Copy out every line of the material below word for word, with nothing added, dropped, or changed.

··········

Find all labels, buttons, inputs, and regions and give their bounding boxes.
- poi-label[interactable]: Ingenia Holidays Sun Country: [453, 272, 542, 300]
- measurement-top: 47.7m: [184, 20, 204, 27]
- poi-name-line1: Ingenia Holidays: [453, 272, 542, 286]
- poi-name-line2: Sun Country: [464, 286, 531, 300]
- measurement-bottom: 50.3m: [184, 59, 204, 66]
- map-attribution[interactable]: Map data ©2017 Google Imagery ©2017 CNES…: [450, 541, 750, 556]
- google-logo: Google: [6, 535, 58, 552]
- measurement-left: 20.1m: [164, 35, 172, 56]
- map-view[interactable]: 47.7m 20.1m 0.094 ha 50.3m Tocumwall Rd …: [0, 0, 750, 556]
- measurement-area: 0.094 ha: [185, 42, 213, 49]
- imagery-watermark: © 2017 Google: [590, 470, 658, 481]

··········

● **Exercise solution**
Find all labels, buttons, inputs, and regions and give their bounding boxes.
- poi-label[interactable]: Ingenia Holidays Sun Country: [453, 272, 542, 300]
- measurement-top: 47.7m: [184, 20, 204, 27]
- poi-name-line1: Ingenia Holidays: [453, 272, 542, 286]
- poi-name-line2: Sun Country: [464, 286, 531, 300]
- measurement-bottom: 50.3m: [184, 59, 204, 66]
- map-attribution[interactable]: Map data ©2017 Google Imagery ©2017 CNES…: [450, 541, 750, 556]
- google-logo: Google: [6, 535, 58, 552]
- measurement-left: 20.1m: [164, 35, 172, 56]
- map-view[interactable]: 47.7m 20.1m 0.094 ha 50.3m Tocumwall Rd …: [0, 0, 750, 556]
- measurement-area: 0.094 ha: [185, 42, 213, 49]
- imagery-watermark: © 2017 Google: [590, 470, 658, 481]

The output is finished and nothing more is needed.